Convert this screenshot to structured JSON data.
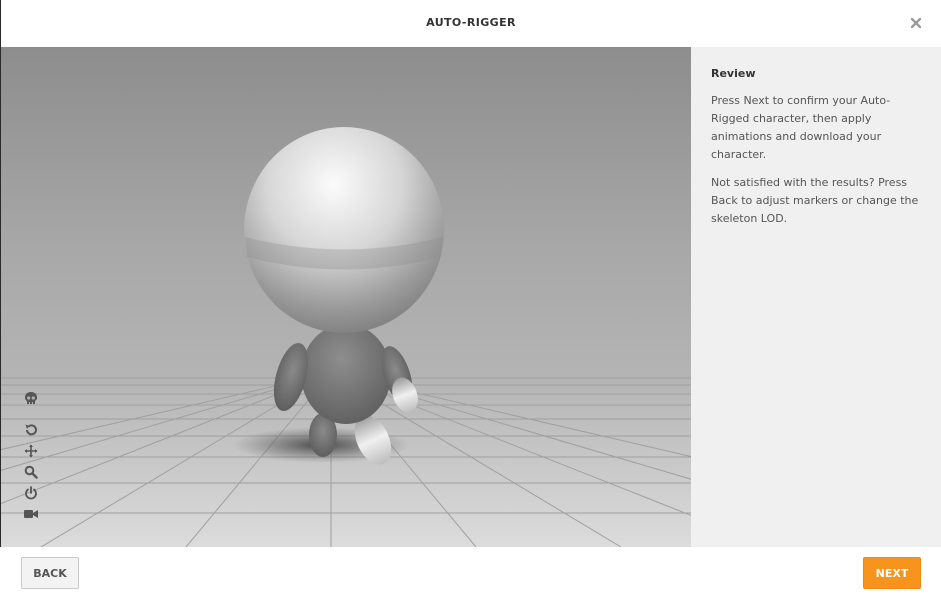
{
  "header": {
    "title": "AUTO-RIGGER",
    "close_icon": "close-icon"
  },
  "viewport": {
    "tools": [
      {
        "name": "skeleton",
        "icon": "skull-icon"
      },
      {
        "name": "reset-view",
        "icon": "rotate-icon"
      },
      {
        "name": "pan",
        "icon": "move-icon"
      },
      {
        "name": "zoom",
        "icon": "magnifier-icon"
      },
      {
        "name": "power",
        "icon": "power-icon"
      },
      {
        "name": "camera",
        "icon": "video-camera-icon"
      }
    ]
  },
  "panel": {
    "title": "Review",
    "paragraph_1": "Press Next to confirm your Auto-Rigged character, then apply animations and download your character.",
    "paragraph_2": "Not satisfied with the results? Press Back to adjust markers or change the skeleton LOD."
  },
  "footer": {
    "back_label": "BACK",
    "next_label": "NEXT"
  },
  "colors": {
    "accent": "#f7941e",
    "panel_bg": "#f0f0f0",
    "viewport_bg": "#8c8c8c"
  }
}
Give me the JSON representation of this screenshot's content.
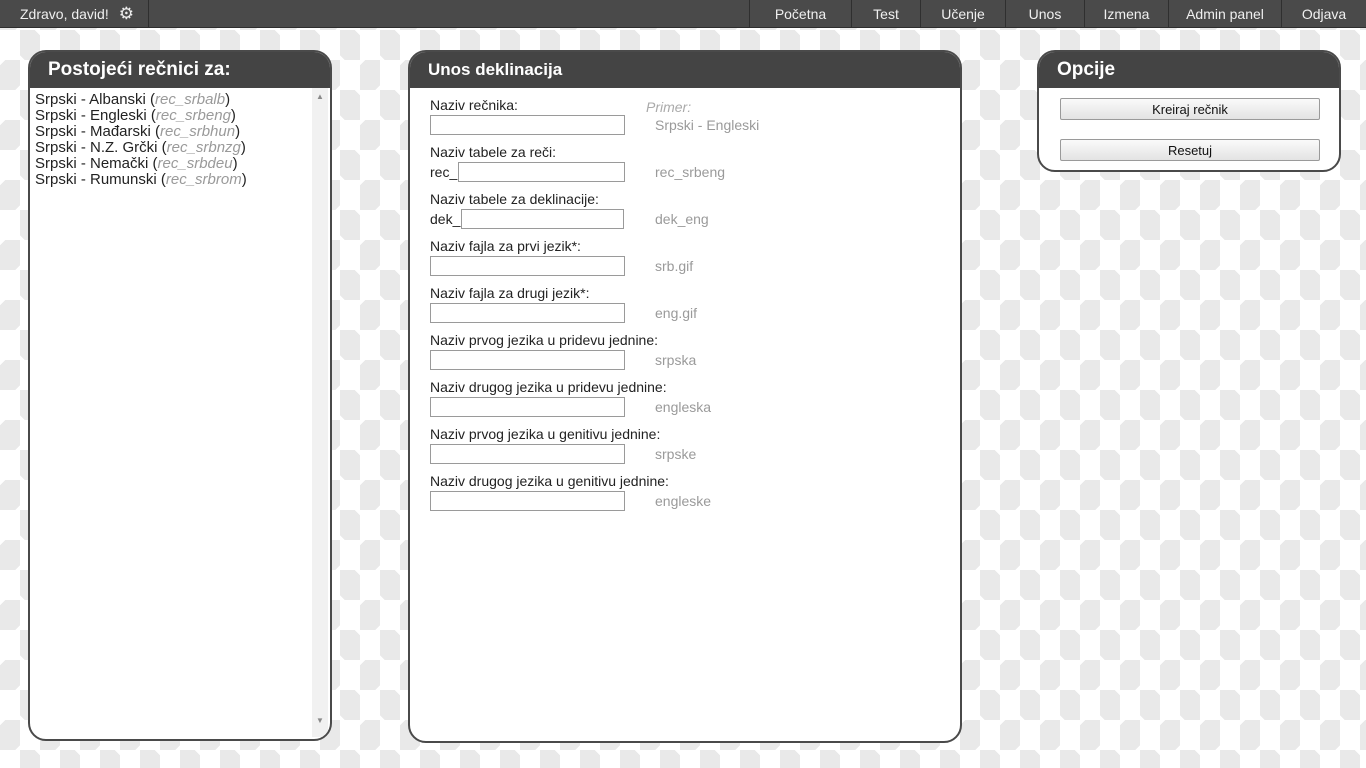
{
  "topbar": {
    "greeting": "Zdravo, david!",
    "settings_icon": "gear-icon",
    "nav": [
      "Početna",
      "Test",
      "Učenje",
      "Unos",
      "Izmena",
      "Admin panel",
      "Odjava"
    ]
  },
  "left_panel": {
    "title": "Postojeći rečnici za:",
    "dictionaries": [
      {
        "name": "Srpski - Albanski",
        "code": "rec_srbalb"
      },
      {
        "name": "Srpski - Engleski",
        "code": "rec_srbeng"
      },
      {
        "name": "Srpski - Mađarski",
        "code": "rec_srbhun"
      },
      {
        "name": "Srpski - N.Z. Grčki",
        "code": "rec_srbnzg"
      },
      {
        "name": "Srpski - Nemački",
        "code": "rec_srbdeu"
      },
      {
        "name": "Srpski - Rumunski",
        "code": "rec_srbrom"
      }
    ],
    "scroll_up_icon": "triangle-up-icon",
    "scroll_down_icon": "triangle-down-icon"
  },
  "center_panel": {
    "title": "Unos deklinacija",
    "example_label": "Primer:",
    "fields": [
      {
        "label": "Naziv rečnika:",
        "prefix": "",
        "value": "",
        "example": "Srpski - Engleski"
      },
      {
        "label": "Naziv tabele za reči:",
        "prefix": "rec_",
        "value": "",
        "example": "rec_srbeng"
      },
      {
        "label": "Naziv tabele za deklinacije:",
        "prefix": "dek_",
        "value": "",
        "example": "dek_eng"
      },
      {
        "label": "Naziv fajla za prvi jezik*:",
        "prefix": "",
        "value": "",
        "example": "srb.gif"
      },
      {
        "label": "Naziv fajla za drugi jezik*:",
        "prefix": "",
        "value": "",
        "example": "eng.gif"
      },
      {
        "label": "Naziv prvog jezika u pridevu jednine:",
        "prefix": "",
        "value": "",
        "example": "srpska"
      },
      {
        "label": "Naziv drugog jezika u pridevu jednine:",
        "prefix": "",
        "value": "",
        "example": "engleska"
      },
      {
        "label": "Naziv prvog jezika u genitivu jednine:",
        "prefix": "",
        "value": "",
        "example": "srpske"
      },
      {
        "label": "Naziv drugog jezika u genitivu jednine:",
        "prefix": "",
        "value": "",
        "example": "engleske"
      }
    ]
  },
  "right_panel": {
    "title": "Opcije",
    "buttons": [
      "Kreiraj rečnik",
      "Resetuj"
    ]
  }
}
....................
Short exercise =
Write out every entry again word for word, without any of the pictures.

Solution to the problem =
Convert this screenshot to structured JSON data.
{
  "header": {
    "title": "AUTO-RIGGER",
    "close_icon": "close-icon"
  },
  "viewport": {
    "tools": [
      {
        "name": "skeleton",
        "icon": "skull-icon"
      },
      {
        "name": "reset-view",
        "icon": "rotate-icon"
      },
      {
        "name": "pan",
        "icon": "move-icon"
      },
      {
        "name": "zoom",
        "icon": "magnifier-icon"
      },
      {
        "name": "power",
        "icon": "power-icon"
      },
      {
        "name": "camera",
        "icon": "video-camera-icon"
      }
    ]
  },
  "panel": {
    "title": "Review",
    "paragraph_1": "Press Next to confirm your Auto-Rigged character, then apply animations and download your character.",
    "paragraph_2": "Not satisfied with the results? Press Back to adjust markers or change the skeleton LOD."
  },
  "footer": {
    "back_label": "BACK",
    "next_label": "NEXT"
  },
  "colors": {
    "accent": "#f7941e",
    "panel_bg": "#f0f0f0",
    "viewport_bg": "#8c8c8c"
  }
}
Give me the JSON representation of this screenshot's content.
{
  "topbar": {
    "greeting": "Zdravo, david!",
    "settings_icon": "gear-icon",
    "nav": [
      "Početna",
      "Test",
      "Učenje",
      "Unos",
      "Izmena",
      "Admin panel",
      "Odjava"
    ]
  },
  "left_panel": {
    "title": "Postojeći rečnici za:",
    "dictionaries": [
      {
        "name": "Srpski - Albanski",
        "code": "rec_srbalb"
      },
      {
        "name": "Srpski - Engleski",
        "code": "rec_srbeng"
      },
      {
        "name": "Srpski - Mađarski",
        "code": "rec_srbhun"
      },
      {
        "name": "Srpski - N.Z. Grčki",
        "code": "rec_srbnzg"
      },
      {
        "name": "Srpski - Nemački",
        "code": "rec_srbdeu"
      },
      {
        "name": "Srpski - Rumunski",
        "code": "rec_srbrom"
      }
    ],
    "scroll_up_icon": "triangle-up-icon",
    "scroll_down_icon": "triangle-down-icon"
  },
  "center_panel": {
    "title": "Unos deklinacija",
    "example_label": "Primer:",
    "fields": [
      {
        "label": "Naziv rečnika:",
        "prefix": "",
        "value": "",
        "example": "Srpski - Engleski"
      },
      {
        "label": "Naziv tabele za reči:",
        "prefix": "rec_",
        "value": "",
        "example": "rec_srbeng"
      },
      {
        "label": "Naziv tabele za deklinacije:",
        "prefix": "dek_",
        "value": "",
        "example": "dek_eng"
      },
      {
        "label": "Naziv fajla za prvi jezik*:",
        "prefix": "",
        "value": "",
        "example": "srb.gif"
      },
      {
        "label": "Naziv fajla za drugi jezik*:",
        "prefix": "",
        "value": "",
        "example": "eng.gif"
      },
      {
        "label": "Naziv prvog jezika u pridevu jednine:",
        "prefix": "",
        "value": "",
        "example": "srpska"
      },
      {
        "label": "Naziv drugog jezika u pridevu jednine:",
        "prefix": "",
        "value": "",
        "example": "engleska"
      },
      {
        "label": "Naziv prvog jezika u genitivu jednine:",
        "prefix": "",
        "value": "",
        "example": "srpske"
      },
      {
        "label": "Naziv drugog jezika u genitivu jednine:",
        "prefix": "",
        "value": "",
        "example": "engleske"
      }
    ]
  },
  "right_panel": {
    "title": "Opcije",
    "buttons": [
      "Kreiraj rečnik",
      "Resetuj"
    ]
  }
}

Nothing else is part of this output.